Saved data entries
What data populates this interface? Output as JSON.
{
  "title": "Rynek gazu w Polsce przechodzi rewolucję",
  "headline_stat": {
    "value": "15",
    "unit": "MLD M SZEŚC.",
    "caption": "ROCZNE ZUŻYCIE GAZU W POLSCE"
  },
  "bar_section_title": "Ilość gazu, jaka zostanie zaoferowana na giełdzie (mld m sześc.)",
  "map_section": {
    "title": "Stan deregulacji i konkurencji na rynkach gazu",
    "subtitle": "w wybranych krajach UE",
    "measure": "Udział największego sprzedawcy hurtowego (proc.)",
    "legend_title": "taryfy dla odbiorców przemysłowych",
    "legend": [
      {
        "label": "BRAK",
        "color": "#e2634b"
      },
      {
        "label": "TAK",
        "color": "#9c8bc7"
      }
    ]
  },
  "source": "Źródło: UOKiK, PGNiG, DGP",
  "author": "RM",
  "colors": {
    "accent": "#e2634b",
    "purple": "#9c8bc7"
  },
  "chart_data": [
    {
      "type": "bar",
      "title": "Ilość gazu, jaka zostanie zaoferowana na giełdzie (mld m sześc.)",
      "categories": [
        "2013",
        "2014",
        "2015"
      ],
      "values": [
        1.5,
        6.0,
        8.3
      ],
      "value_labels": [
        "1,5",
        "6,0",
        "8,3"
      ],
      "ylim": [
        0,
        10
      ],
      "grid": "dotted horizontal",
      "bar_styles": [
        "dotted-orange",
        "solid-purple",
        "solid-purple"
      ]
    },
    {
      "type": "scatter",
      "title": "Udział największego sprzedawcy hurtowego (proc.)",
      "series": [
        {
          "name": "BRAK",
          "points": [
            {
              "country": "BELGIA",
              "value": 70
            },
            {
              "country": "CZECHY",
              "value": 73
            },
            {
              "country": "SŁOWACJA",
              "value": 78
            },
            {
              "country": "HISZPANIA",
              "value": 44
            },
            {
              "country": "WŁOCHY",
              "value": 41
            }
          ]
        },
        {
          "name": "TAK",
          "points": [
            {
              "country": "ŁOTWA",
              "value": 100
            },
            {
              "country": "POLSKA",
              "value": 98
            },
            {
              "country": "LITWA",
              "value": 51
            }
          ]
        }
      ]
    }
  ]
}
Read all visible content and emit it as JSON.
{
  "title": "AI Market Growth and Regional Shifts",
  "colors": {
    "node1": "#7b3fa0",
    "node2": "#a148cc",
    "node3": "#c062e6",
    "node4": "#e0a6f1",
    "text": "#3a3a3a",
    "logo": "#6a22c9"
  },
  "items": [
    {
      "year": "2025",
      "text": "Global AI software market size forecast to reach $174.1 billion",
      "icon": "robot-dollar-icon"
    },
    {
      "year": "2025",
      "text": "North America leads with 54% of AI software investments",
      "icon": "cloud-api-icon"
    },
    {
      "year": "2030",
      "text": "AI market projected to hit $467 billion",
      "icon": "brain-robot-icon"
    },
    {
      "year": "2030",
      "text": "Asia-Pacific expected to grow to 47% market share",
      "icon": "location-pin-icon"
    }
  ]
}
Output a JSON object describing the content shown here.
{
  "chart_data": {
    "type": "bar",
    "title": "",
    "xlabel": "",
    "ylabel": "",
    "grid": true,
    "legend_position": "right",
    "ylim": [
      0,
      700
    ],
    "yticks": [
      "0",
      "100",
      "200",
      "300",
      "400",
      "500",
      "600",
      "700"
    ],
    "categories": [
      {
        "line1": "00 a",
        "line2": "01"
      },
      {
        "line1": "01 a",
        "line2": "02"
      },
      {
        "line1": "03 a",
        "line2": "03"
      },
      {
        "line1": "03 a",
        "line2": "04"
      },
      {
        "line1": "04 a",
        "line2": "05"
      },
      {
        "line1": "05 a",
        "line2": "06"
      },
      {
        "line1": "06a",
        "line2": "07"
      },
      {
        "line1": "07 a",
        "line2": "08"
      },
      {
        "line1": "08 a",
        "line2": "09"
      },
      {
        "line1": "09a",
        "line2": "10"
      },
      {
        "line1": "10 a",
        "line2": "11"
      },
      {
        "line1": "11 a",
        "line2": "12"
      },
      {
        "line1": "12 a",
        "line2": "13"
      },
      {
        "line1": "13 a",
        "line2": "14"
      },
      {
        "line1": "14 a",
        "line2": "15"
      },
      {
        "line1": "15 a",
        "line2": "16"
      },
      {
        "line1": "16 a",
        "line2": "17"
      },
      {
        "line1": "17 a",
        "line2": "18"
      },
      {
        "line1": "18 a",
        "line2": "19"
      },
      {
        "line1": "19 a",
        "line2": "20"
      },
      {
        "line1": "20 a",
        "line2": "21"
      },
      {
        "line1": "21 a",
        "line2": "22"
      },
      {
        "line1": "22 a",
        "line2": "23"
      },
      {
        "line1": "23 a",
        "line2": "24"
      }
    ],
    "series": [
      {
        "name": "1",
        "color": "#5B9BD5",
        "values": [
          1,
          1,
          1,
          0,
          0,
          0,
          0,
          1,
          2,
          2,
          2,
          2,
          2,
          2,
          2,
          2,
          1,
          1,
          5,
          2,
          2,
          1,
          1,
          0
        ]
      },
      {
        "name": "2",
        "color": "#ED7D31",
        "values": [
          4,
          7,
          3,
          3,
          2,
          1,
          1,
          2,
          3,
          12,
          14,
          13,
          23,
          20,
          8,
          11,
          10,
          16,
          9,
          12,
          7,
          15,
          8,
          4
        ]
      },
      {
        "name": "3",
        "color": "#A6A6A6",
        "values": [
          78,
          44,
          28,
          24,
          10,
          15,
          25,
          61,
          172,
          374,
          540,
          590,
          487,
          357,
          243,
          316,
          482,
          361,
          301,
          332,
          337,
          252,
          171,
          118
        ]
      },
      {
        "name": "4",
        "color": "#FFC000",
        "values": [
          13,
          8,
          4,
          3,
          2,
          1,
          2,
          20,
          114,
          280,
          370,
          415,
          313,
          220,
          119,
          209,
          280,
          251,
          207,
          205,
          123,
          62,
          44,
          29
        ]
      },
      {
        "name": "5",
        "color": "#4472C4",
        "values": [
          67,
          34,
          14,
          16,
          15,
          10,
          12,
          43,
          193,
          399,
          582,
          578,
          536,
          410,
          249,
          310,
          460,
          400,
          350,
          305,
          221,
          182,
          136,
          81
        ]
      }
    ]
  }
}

» **EXERCISE DIRECTIONS**
Repeat the data above, word for word.

» **CORRECT OUTPUT**
What data populates this interface? Output as JSON.
{
  "title": "Rynek gazu w Polsce przechodzi rewolucję",
  "headline_stat": {
    "value": "15",
    "unit": "MLD M SZEŚC.",
    "caption": "ROCZNE ZUŻYCIE GAZU W POLSCE"
  },
  "bar_section_title": "Ilość gazu, jaka zostanie zaoferowana na giełdzie (mld m sześc.)",
  "map_section": {
    "title": "Stan deregulacji i konkurencji na rynkach gazu",
    "subtitle": "w wybranych krajach UE",
    "measure": "Udział największego sprzedawcy hurtowego (proc.)",
    "legend_title": "taryfy dla odbiorców przemysłowych",
    "legend": [
      {
        "label": "BRAK",
        "color": "#e2634b"
      },
      {
        "label": "TAK",
        "color": "#9c8bc7"
      }
    ]
  },
  "source": "Źródło: UOKiK, PGNiG, DGP",
  "author": "RM",
  "colors": {
    "accent": "#e2634b",
    "purple": "#9c8bc7"
  },
  "chart_data": [
    {
      "type": "bar",
      "title": "Ilość gazu, jaka zostanie zaoferowana na giełdzie (mld m sześc.)",
      "categories": [
        "2013",
        "2014",
        "2015"
      ],
      "values": [
        1.5,
        6.0,
        8.3
      ],
      "value_labels": [
        "1,5",
        "6,0",
        "8,3"
      ],
      "ylim": [
        0,
        10
      ],
      "grid": "dotted horizontal",
      "bar_styles": [
        "dotted-orange",
        "solid-purple",
        "solid-purple"
      ]
    },
    {
      "type": "scatter",
      "title": "Udział największego sprzedawcy hurtowego (proc.)",
      "series": [
        {
          "name": "BRAK",
          "points": [
            {
              "country": "BELGIA",
              "value": 70
            },
            {
              "country": "CZECHY",
              "value": 73
            },
            {
              "country": "SŁOWACJA",
              "value": 78
            },
            {
              "country": "HISZPANIA",
              "value": 44
            },
            {
              "country": "WŁOCHY",
              "value": 41
            }
          ]
        },
        {
          "name": "TAK",
          "points": [
            {
              "country": "ŁOTWA",
              "value": 100
            },
            {
              "country": "POLSKA",
              "value": 98
            },
            {
              "country": "LITWA",
              "value": 51
            }
          ]
        }
      ]
    }
  ]
}
Read all visible content and emit it as JSON.
{
  "title": "AI Market Growth and Regional Shifts",
  "colors": {
    "node1": "#7b3fa0",
    "node2": "#a148cc",
    "node3": "#c062e6",
    "node4": "#e0a6f1",
    "text": "#3a3a3a",
    "logo": "#6a22c9"
  },
  "items": [
    {
      "year": "2025",
      "text": "Global AI software market size forecast to reach $174.1 billion",
      "icon": "robot-dollar-icon"
    },
    {
      "year": "2025",
      "text": "North America leads with 54% of AI software investments",
      "icon": "cloud-api-icon"
    },
    {
      "year": "2030",
      "text": "AI market projected to hit $467 billion",
      "icon": "brain-robot-icon"
    },
    {
      "year": "2030",
      "text": "Asia-Pacific expected to grow to 47% market share",
      "icon": "location-pin-icon"
    }
  ]
}
Output a JSON object describing the content shown here.
{
  "chart_data": {
    "type": "bar",
    "title": "",
    "xlabel": "",
    "ylabel": "",
    "grid": true,
    "legend_position": "right",
    "ylim": [
      0,
      700
    ],
    "yticks": [
      "0",
      "100",
      "200",
      "300",
      "400",
      "500",
      "600",
      "700"
    ],
    "categories": [
      {
        "line1": "00 a",
        "line2": "01"
      },
      {
        "line1": "01 a",
        "line2": "02"
      },
      {
        "line1": "03 a",
        "line2": "03"
      },
      {
        "line1": "03 a",
        "line2": "04"
      },
      {
        "line1": "04 a",
        "line2": "05"
      },
      {
        "line1": "05 a",
        "line2": "06"
      },
      {
        "line1": "06a",
        "line2": "07"
      },
      {
        "line1": "07 a",
        "line2": "08"
      },
      {
        "line1": "08 a",
        "line2": "09"
      },
      {
        "line1": "09a",
        "line2": "10"
      },
      {
        "line1": "10 a",
        "line2": "11"
      },
      {
        "line1": "11 a",
        "line2": "12"
      },
      {
        "line1": "12 a",
        "line2": "13"
      },
      {
        "line1": "13 a",
        "line2": "14"
      },
      {
        "line1": "14 a",
        "line2": "15"
      },
      {
        "line1": "15 a",
        "line2": "16"
      },
      {
        "line1": "16 a",
        "line2": "17"
      },
      {
        "line1": "17 a",
        "line2": "18"
      },
      {
        "line1": "18 a",
        "line2": "19"
      },
      {
        "line1": "19 a",
        "line2": "20"
      },
      {
        "line1": "20 a",
        "line2": "21"
      },
      {
        "line1": "21 a",
        "line2": "22"
      },
      {
        "line1": "22 a",
        "line2": "23"
      },
      {
        "line1": "23 a",
        "line2": "24"
      }
    ],
    "series": [
      {
        "name": "1",
        "color": "#5B9BD5",
        "values": [
          1,
          1,
          1,
          0,
          0,
          0,
          0,
          1,
          2,
          2,
          2,
          2,
          2,
          2,
          2,
          2,
          1,
          1,
          5,
          2,
          2,
          1,
          1,
          0
        ]
      },
      {
        "name": "2",
        "color": "#ED7D31",
        "values": [
          4,
          7,
          3,
          3,
          2,
          1,
          1,
          2,
          3,
          12,
          14,
          13,
          23,
          20,
          8,
          11,
          10,
          16,
          9,
          12,
          7,
          15,
          8,
          4
        ]
      },
      {
        "name": "3",
        "color": "#A6A6A6",
        "values": [
          78,
          44,
          28,
          24,
          10,
          15,
          25,
          61,
          172,
          374,
          540,
          590,
          487,
          357,
          243,
          316,
          482,
          361,
          301,
          332,
          337,
          252,
          171,
          118
        ]
      },
      {
        "name": "4",
        "color": "#FFC000",
        "values": [
          13,
          8,
          4,
          3,
          2,
          1,
          2,
          20,
          114,
          280,
          370,
          415,
          313,
          220,
          119,
          209,
          280,
          251,
          207,
          205,
          123,
          62,
          44,
          29
        ]
      },
      {
        "name": "5",
        "color": "#4472C4",
        "values": [
          67,
          34,
          14,
          16,
          15,
          10,
          12,
          43,
          193,
          399,
          582,
          578,
          536,
          410,
          249,
          310,
          460,
          400,
          350,
          305,
          221,
          182,
          136,
          81
        ]
      }
    ]
  }
}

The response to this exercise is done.